→ **EXERCISE TASKS**
1. According to the POX passage, what minimum share of the total unlocked STX tokens must a Stacks wallet hold to meet the eligibility criteria?
2. Extend the POX passage, beginning after its final sentence.
EXERCISE PASSAGE below:
Key Features and Advantages of POX:

  • Rewards Based on Underlying Chain Tokens: Participants receive rewards in a more stable underlying chain cryptocurrency. This incentivizes early participants more effectively than the cryptocurrency of a new blockchain, strengthening consensus.
  • Initial Value Setting: As new tokens are pegged to the underlying chain cryptocurrency, the new token has a referenceable initial value.
  • Addressing Value Spiral Dependence: POX helps address the potential value spiral dependence issue in a new blockchain by providing participants with incentives in the form of the underlying chain cryptocurrency.
  • Establishing Developer Funds: POX can be used to establish developer funds to support the development of the new blockchain ecosystem. These funds can use another cryptocurrency, such as Bitcoin, without affecting the value of the new cryptocurrency.

POX Design:

Participants:

  1. Miners: Bid to stake BTC to obtain mining rights for the next block, mine, and receive STX tokens as mining rewards plus platform transaction fees.
  2. Stackers: Users who lock a certain quantity of STX for a specific period. They can either create their own pool or join other pools, providing an address to receive rewards. The amount of BTC received by miners depends on the staked STX quantity.

Image Source: Stacks Whitepaper

Participant (Network Maintainers) Incentives:

  • Reward Cycle: In each reward cycle, miners transfer funds to the address set to receive rewards. Each reward address receives Bitcoin from miners only once in a reward cycle.
  • Eligibility Criteria:
    • Stacks wallets must have at least 0.02% of the total unlocked STX tokens, a threshold adjusted based on the participation level in the Stacking protocol.
    • Before the reward cycle starts, broadcast a signed message, including the protocol-specified lockup period for the corresponding STX tokens, the specified Bitcoin address for receiving funds, and a vote supporting a specific block on the Stacks chain.
  • Address Validity:
    • Participants must be able to verify the validity of the address receiving funds, as each reward address needs confirmation of validity for the entire reward cycle.

Preparation Phase and Reward Consensus:

  • Before the reward cycle, participants undergo a preparation phase determining two critical aspects:
    1. Anchor Block: In the reward cycle, there exists an anchor block to which miners must transfer their funds to the appropriate reward address. This anchor block remains valid throughout the entire reward cycle.
    2. Reward Collection: The reward collection is the set of Bitcoin addresses that will receive funds during the reward cycle. This set is determined by the Stacks chain state at the anchor block.

Reward Address Selection Rules:

  • Different rules apply to the selection of reward addresses, depending on whether the blockchain tip established by the miner is a descendant of the anchor block. If a blockchain tip created by a miner is not a descendant of the anchor block, all committed funds of that miner must be destroyed. If a blockchain tip created by a miner is a descendant of the anchor block, the miner must send the committed funds to two addresses in the reward collection.
End of EXERCISE PASSAGE.
DATA PROVIDED below:
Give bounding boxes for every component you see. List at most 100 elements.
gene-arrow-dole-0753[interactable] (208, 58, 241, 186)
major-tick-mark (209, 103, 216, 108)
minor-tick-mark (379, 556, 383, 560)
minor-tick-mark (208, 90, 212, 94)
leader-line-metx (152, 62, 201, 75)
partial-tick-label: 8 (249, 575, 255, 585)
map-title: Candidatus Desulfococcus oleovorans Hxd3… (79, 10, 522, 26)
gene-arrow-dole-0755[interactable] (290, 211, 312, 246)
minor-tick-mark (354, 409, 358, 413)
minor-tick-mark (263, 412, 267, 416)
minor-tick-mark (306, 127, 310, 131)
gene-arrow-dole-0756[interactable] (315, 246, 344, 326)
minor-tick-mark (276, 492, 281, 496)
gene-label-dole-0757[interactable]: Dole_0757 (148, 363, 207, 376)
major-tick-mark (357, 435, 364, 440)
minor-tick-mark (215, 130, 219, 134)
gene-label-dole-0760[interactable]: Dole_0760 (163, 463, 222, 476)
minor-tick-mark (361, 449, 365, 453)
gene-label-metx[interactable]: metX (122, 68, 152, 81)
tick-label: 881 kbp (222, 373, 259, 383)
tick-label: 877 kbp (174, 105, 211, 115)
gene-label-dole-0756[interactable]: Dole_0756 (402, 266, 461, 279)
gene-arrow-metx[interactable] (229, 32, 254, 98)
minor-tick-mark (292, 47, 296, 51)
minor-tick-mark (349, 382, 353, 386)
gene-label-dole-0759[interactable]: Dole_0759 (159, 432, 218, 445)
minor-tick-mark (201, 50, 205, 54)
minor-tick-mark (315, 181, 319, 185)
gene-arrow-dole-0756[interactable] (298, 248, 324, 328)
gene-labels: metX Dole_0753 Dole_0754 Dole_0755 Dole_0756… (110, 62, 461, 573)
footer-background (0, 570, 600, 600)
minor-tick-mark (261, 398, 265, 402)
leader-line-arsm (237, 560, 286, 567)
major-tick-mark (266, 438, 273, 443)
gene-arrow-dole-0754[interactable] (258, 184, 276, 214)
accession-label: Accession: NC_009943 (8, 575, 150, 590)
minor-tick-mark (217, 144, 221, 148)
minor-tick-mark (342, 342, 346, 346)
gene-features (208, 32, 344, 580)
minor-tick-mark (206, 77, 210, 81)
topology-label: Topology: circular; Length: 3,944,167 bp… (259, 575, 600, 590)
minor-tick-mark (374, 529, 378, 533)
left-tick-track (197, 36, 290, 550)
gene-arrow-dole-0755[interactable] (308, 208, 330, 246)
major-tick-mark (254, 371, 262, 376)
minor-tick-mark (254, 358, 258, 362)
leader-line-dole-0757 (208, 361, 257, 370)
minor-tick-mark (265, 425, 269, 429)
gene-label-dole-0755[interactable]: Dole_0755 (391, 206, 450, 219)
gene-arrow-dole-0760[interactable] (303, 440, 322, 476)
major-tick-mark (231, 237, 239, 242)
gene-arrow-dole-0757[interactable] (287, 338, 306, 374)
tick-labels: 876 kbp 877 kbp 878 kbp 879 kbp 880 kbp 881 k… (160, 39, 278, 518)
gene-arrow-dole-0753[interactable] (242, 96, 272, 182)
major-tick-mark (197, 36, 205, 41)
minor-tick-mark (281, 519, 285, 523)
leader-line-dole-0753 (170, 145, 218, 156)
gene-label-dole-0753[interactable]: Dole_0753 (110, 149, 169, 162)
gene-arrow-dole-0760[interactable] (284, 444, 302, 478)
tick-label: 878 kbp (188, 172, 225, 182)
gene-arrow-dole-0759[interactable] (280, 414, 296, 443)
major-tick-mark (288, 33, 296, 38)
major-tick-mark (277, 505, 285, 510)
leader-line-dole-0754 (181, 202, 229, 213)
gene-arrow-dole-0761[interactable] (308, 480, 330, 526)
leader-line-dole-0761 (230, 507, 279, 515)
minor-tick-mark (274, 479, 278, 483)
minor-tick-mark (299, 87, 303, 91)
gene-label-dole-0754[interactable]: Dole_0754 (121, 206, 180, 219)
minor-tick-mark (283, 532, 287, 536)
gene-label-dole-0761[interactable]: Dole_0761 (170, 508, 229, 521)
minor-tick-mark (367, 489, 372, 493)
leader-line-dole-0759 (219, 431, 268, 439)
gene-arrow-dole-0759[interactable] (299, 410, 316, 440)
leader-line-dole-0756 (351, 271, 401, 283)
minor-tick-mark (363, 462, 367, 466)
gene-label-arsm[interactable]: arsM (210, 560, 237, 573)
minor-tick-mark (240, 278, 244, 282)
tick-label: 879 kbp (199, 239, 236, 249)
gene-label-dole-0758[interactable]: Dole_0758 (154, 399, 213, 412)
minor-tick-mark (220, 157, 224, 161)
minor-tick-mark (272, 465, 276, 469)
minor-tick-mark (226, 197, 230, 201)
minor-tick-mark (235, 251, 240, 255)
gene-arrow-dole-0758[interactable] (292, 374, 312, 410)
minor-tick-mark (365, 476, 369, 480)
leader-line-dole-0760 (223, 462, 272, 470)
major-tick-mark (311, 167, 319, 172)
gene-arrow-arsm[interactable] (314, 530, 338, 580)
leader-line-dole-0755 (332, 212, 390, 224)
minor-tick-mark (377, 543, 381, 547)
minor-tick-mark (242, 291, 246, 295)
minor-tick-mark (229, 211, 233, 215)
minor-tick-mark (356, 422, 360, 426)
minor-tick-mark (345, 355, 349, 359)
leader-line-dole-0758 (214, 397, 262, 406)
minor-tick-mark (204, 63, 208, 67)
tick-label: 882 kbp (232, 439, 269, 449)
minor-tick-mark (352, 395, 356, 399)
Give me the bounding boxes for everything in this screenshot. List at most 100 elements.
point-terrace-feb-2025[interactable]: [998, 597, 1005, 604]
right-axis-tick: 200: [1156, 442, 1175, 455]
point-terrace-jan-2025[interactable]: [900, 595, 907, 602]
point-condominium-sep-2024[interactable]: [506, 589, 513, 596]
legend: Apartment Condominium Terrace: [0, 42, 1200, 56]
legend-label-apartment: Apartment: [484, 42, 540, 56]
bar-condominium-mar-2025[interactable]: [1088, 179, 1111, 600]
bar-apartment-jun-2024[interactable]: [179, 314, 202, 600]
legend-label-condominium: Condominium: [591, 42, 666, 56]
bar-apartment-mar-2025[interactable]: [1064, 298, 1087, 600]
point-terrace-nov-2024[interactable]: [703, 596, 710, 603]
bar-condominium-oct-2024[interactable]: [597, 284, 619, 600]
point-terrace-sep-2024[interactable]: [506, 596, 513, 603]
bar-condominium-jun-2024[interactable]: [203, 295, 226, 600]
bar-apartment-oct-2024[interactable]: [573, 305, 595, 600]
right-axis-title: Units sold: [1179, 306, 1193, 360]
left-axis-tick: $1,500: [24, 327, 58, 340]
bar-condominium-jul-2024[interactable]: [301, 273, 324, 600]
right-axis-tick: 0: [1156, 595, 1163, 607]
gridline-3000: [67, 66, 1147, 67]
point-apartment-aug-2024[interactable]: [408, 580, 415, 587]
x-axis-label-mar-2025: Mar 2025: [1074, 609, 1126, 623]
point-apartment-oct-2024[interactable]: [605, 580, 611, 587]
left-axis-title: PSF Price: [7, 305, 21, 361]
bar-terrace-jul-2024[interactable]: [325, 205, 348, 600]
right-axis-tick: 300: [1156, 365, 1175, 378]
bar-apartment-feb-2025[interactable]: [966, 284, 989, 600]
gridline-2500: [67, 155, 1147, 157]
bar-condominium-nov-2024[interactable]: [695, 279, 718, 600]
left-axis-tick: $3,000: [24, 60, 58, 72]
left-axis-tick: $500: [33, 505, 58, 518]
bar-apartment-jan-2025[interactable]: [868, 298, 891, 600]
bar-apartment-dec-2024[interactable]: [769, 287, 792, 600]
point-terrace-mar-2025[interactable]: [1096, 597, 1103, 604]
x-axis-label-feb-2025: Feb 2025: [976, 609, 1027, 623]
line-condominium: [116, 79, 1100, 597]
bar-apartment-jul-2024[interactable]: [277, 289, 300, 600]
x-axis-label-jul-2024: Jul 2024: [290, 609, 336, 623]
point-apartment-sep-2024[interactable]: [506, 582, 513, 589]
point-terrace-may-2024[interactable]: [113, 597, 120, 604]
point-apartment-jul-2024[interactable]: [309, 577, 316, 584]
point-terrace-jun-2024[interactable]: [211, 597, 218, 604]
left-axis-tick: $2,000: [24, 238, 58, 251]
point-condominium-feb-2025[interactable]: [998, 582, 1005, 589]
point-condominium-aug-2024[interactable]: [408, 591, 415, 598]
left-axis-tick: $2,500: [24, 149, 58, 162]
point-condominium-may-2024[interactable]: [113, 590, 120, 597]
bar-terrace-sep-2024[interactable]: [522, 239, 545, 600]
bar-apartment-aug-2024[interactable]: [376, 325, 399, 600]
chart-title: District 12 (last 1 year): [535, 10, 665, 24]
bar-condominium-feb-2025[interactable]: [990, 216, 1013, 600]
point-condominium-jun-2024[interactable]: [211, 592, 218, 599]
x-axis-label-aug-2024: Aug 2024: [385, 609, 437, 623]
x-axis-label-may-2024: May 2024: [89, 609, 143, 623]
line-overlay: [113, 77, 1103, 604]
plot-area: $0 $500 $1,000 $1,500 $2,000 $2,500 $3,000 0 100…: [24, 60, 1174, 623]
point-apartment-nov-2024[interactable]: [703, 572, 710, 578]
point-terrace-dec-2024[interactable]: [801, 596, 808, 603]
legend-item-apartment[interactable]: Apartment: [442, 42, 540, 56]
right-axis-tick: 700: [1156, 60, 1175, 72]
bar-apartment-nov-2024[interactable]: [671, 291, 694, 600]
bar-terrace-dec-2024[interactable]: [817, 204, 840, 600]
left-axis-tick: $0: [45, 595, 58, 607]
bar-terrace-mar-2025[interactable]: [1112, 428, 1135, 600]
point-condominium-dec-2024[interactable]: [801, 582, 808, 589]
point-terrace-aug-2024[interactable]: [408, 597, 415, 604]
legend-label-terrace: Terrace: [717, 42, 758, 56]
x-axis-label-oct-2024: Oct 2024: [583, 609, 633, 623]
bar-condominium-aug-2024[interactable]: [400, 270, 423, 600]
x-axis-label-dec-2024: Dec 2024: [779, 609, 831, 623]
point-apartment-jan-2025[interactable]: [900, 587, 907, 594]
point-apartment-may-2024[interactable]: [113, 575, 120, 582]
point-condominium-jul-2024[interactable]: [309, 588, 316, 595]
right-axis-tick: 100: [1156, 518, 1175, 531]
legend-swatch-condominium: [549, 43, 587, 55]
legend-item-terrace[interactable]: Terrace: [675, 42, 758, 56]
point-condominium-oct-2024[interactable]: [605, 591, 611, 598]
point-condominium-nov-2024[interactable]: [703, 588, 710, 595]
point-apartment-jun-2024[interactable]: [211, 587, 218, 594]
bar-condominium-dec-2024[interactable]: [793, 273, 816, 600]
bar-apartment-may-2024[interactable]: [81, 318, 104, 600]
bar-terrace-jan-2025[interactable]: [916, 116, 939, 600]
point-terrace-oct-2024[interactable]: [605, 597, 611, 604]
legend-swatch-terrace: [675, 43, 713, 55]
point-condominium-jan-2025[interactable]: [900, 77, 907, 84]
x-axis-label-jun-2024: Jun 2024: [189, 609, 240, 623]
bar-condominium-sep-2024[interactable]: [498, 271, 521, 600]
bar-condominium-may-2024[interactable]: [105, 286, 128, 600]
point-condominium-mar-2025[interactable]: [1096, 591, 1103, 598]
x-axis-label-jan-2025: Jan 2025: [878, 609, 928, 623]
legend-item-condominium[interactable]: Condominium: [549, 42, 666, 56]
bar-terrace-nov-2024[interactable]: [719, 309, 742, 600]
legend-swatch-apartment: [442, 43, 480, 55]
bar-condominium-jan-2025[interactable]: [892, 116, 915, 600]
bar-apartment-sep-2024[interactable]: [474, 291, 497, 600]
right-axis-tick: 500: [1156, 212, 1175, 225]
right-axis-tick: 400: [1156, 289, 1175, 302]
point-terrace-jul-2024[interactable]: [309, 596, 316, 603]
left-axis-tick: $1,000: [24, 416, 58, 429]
End of DATA PROVIDED.
→ **TASK RESPONSES**
1. At least 0.02% of the total unlocked STX tokens.

2.
5. Technical Architecture:

L1 or L2?

Stacks is described as a smart contract layer built on top of Bitcoin. The initial version (released in 2021) of Stacks had a separate security budget from Bitcoin L1 and was considered an independent layer (L1.5). The future Nakamoto version plans to rely entirely on Bitcoin’s hash power, making it a fully subsidiary layer of Bitcoin (L2). This implies that Stacks’ transaction irreversibility will be determined by the security of Bitcoin.

Sidechain?

Stacks interoperates to some extent with Bitcoin but does not conform to the traditional definition of a sidechain. Stacks’ consensus mechanism operates on Bitcoin L1, closely tied to Bitcoin’s finality, and data and transactions on Stacks are automatically hashed and permanently stored on Bitcoin’s blockchain. This differs from traditional sidechains, where consensus operates on the sidechain independently of Bitcoin L1, and data is not stored on Bitcoin L1. Therefore, Stacks does not fit the traditional definition of a sidechain.

Smart Contract Language - Clarity:

Clarity is a deterministic smart contract programming language designed specifically for the Stacks blockchain. Its features include:

  1. Security First: Emphasis on security and predictability to prevent common vulnerabilities and attacks found in Solidity contracts.
  2. Interpretative: Clarity’s code is interpretative, executed line by line upon submission to the chain, unlike other languages (e.g., Solidity) that need compilation into bytecode. This reduces vulnerabilities introduced by compilers and maintains smart contract readability.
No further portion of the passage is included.